» SUPPLIED MATERIAL

· · ·

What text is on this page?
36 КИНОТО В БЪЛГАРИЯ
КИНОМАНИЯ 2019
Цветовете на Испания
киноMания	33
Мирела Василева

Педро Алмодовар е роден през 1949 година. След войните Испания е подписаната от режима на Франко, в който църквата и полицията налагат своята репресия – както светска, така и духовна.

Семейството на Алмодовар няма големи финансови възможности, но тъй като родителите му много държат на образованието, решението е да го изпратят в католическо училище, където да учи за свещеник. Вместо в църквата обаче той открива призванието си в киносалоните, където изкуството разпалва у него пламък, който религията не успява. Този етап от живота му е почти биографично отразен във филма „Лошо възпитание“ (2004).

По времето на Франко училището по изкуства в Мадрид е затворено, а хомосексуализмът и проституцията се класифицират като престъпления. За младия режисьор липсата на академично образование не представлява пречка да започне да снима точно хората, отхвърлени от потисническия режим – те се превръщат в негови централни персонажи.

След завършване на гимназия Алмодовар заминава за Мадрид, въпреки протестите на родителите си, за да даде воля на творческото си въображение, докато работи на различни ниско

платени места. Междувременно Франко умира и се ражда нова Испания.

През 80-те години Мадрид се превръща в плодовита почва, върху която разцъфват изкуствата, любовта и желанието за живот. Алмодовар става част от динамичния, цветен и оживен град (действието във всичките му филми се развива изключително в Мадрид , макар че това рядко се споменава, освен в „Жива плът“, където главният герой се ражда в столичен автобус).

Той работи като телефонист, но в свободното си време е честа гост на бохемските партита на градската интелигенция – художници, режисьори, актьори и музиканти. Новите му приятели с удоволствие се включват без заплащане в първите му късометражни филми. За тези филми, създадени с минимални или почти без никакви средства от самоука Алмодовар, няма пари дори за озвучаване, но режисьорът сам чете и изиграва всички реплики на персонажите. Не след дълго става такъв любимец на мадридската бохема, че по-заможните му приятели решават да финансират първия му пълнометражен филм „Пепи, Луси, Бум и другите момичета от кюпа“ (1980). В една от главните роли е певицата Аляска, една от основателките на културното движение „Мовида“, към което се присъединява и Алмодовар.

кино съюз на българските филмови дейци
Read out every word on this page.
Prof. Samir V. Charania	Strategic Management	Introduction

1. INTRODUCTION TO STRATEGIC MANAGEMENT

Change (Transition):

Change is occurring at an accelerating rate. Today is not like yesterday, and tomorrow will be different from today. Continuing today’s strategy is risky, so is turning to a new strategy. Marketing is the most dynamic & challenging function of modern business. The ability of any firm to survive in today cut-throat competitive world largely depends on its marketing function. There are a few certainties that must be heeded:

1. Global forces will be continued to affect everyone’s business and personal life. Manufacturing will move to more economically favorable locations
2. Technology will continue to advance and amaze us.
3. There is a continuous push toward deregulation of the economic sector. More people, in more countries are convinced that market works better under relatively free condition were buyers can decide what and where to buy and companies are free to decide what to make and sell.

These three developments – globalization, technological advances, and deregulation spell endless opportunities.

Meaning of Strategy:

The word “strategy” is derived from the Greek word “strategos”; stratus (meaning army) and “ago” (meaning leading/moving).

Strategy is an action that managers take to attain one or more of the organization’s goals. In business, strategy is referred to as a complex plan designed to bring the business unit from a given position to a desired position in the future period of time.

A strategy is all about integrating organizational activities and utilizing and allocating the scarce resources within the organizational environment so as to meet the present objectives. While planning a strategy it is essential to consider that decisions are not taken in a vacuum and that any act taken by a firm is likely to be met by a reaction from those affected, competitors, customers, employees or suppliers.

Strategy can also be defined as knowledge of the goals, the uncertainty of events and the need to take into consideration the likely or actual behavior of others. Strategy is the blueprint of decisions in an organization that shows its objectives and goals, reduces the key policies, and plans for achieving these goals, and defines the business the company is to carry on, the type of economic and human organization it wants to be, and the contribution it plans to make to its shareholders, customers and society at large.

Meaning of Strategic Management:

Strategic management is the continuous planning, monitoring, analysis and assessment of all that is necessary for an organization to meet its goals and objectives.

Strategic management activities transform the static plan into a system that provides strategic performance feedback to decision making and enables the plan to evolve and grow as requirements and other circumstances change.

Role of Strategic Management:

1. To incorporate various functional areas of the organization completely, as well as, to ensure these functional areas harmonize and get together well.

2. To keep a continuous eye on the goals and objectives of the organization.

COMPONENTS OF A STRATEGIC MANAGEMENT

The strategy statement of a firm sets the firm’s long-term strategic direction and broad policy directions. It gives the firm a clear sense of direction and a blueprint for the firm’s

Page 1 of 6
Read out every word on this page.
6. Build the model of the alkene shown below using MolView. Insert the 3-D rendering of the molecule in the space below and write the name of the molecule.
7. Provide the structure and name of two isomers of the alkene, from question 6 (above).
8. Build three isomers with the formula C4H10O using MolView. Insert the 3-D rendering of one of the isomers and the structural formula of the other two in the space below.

· · ·

Tally up the lines holding the word "three" in the data above, and answer with that figure only.

» REPLY TO THE EXERCISE
2